**WHAT TO WORK ON**.
Write the entries below out again in full. Match every character.

Entries from a page text dataset:

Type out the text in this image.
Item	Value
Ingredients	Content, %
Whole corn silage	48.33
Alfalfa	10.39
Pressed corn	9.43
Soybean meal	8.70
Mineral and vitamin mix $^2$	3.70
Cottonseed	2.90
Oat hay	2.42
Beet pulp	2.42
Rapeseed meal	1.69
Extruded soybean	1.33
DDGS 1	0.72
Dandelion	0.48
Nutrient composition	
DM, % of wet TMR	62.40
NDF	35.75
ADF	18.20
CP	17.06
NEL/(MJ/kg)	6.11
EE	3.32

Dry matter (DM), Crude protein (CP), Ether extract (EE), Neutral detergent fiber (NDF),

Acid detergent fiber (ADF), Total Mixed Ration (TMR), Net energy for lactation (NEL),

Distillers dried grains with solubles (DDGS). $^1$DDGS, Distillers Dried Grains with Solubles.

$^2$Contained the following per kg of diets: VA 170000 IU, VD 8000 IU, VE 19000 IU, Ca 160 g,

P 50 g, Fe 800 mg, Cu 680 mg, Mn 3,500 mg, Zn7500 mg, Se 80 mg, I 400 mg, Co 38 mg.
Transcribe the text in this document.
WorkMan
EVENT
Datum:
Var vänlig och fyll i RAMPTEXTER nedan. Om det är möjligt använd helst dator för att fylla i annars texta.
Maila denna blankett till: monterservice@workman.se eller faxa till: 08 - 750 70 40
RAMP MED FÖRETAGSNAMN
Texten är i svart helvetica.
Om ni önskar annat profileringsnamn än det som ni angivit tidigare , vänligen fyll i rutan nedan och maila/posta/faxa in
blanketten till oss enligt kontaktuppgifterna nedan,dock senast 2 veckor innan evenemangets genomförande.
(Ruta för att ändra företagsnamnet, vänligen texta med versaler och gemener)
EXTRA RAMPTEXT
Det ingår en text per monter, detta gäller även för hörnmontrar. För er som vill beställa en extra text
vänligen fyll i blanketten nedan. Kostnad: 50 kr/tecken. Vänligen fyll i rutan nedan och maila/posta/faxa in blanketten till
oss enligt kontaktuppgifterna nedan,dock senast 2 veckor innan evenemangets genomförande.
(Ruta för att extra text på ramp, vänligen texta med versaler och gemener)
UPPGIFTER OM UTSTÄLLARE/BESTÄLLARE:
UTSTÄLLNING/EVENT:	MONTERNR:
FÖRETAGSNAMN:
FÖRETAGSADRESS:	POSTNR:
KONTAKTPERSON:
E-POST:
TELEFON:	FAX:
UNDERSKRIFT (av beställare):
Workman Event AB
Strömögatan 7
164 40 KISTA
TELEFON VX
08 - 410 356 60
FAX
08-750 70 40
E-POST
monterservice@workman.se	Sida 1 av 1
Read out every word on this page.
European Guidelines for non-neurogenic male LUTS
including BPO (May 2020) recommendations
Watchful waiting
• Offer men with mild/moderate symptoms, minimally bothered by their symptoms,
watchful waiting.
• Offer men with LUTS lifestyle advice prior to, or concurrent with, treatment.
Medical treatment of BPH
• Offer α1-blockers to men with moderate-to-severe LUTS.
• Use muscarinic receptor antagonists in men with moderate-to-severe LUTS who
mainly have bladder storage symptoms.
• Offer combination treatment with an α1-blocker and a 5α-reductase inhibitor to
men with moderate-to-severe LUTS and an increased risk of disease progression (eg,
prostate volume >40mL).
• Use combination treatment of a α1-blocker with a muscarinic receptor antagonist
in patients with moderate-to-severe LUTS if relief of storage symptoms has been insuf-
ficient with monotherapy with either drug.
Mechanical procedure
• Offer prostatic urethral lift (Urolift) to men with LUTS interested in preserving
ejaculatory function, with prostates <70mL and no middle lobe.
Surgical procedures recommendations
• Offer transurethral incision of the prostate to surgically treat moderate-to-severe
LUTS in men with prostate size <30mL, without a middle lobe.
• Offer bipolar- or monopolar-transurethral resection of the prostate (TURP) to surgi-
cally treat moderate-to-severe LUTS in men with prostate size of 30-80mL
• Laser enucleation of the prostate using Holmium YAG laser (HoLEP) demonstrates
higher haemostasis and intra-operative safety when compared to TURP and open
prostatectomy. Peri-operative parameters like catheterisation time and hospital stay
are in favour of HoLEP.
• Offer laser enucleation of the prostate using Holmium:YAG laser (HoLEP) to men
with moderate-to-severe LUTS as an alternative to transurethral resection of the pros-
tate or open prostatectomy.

**TASK RESPONSE**.
Type out the text in this image.
Item	Value
Ingredients	Content, %
Whole corn silage	48.33
Alfalfa	10.39
Pressed corn	9.43
Soybean meal	8.70
Mineral and vitamin mix $^2$	3.70
Cottonseed	2.90
Oat hay	2.42
Beet pulp	2.42
Rapeseed meal	1.69
Extruded soybean	1.33
DDGS 1	0.72
Dandelion	0.48
Nutrient composition	
DM, % of wet TMR	62.40
NDF	35.75
ADF	18.20
CP	17.06
NEL/(MJ/kg)	6.11
EE	3.32

Dry matter (DM), Crude protein (CP), Ether extract (EE), Neutral detergent fiber (NDF),

Acid detergent fiber (ADF), Total Mixed Ration (TMR), Net energy for lactation (NEL),

Distillers dried grains with solubles (DDGS). $^1$DDGS, Distillers Dried Grains with Solubles.

$^2$Contained the following per kg of diets: VA 170000 IU, VD 8000 IU, VE 19000 IU, Ca 160 g,

P 50 g, Fe 800 mg, Cu 680 mg, Mn 3,500 mg, Zn7500 mg, Se 80 mg, I 400 mg, Co 38 mg.
Transcribe the text in this document.
WorkMan
EVENT
Datum:
Var vänlig och fyll i RAMPTEXTER nedan. Om det är möjligt använd helst dator för att fylla i annars texta.
Maila denna blankett till: monterservice@workman.se eller faxa till: 08 - 750 70 40
RAMP MED FÖRETAGSNAMN
Texten är i svart helvetica.
Om ni önskar annat profileringsnamn än det som ni angivit tidigare , vänligen fyll i rutan nedan och maila/posta/faxa in
blanketten till oss enligt kontaktuppgifterna nedan,dock senast 2 veckor innan evenemangets genomförande.
(Ruta för att ändra företagsnamnet, vänligen texta med versaler och gemener)
EXTRA RAMPTEXT
Det ingår en text per monter, detta gäller även för hörnmontrar. För er som vill beställa en extra text
vänligen fyll i blanketten nedan. Kostnad: 50 kr/tecken. Vänligen fyll i rutan nedan och maila/posta/faxa in blanketten till
oss enligt kontaktuppgifterna nedan,dock senast 2 veckor innan evenemangets genomförande.
(Ruta för att extra text på ramp, vänligen texta med versaler och gemener)
UPPGIFTER OM UTSTÄLLARE/BESTÄLLARE:
UTSTÄLLNING/EVENT:	MONTERNR:
FÖRETAGSNAMN:
FÖRETAGSADRESS:	POSTNR:
KONTAKTPERSON:
E-POST:
TELEFON:	FAX:
UNDERSKRIFT (av beställare):
Workman Event AB
Strömögatan 7
164 40 KISTA
TELEFON VX
08 - 410 356 60
FAX
08-750 70 40
E-POST
monterservice@workman.se	Sida 1 av 1
Read out every word on this page.
European Guidelines for non-neurogenic male LUTS
including BPO (May 2020) recommendations
Watchful waiting
• Offer men with mild/moderate symptoms, minimally bothered by their symptoms,
watchful waiting.
• Offer men with LUTS lifestyle advice prior to, or concurrent with, treatment.
Medical treatment of BPH
• Offer α1-blockers to men with moderate-to-severe LUTS.
• Use muscarinic receptor antagonists in men with moderate-to-severe LUTS who
mainly have bladder storage symptoms.
• Offer combination treatment with an α1-blocker and a 5α-reductase inhibitor to
men with moderate-to-severe LUTS and an increased risk of disease progression (eg,
prostate volume >40mL).
• Use combination treatment of a α1-blocker with a muscarinic receptor antagonist
in patients with moderate-to-severe LUTS if relief of storage symptoms has been insuf-
ficient with monotherapy with either drug.
Mechanical procedure
• Offer prostatic urethral lift (Urolift) to men with LUTS interested in preserving
ejaculatory function, with prostates <70mL and no middle lobe.
Surgical procedures recommendations
• Offer transurethral incision of the prostate to surgically treat moderate-to-severe
LUTS in men with prostate size <30mL, without a middle lobe.
• Offer bipolar- or monopolar-transurethral resection of the prostate (TURP) to surgi-
cally treat moderate-to-severe LUTS in men with prostate size of 30-80mL
• Laser enucleation of the prostate using Holmium YAG laser (HoLEP) demonstrates
higher haemostasis and intra-operative safety when compared to TURP and open
prostatectomy. Peri-operative parameters like catheterisation time and hospital stay
are in favour of HoLEP.
• Offer laser enucleation of the prostate using Holmium:YAG laser (HoLEP) to men
with moderate-to-severe LUTS as an alternative to transurethral resection of the pros-
tate or open prostatectomy.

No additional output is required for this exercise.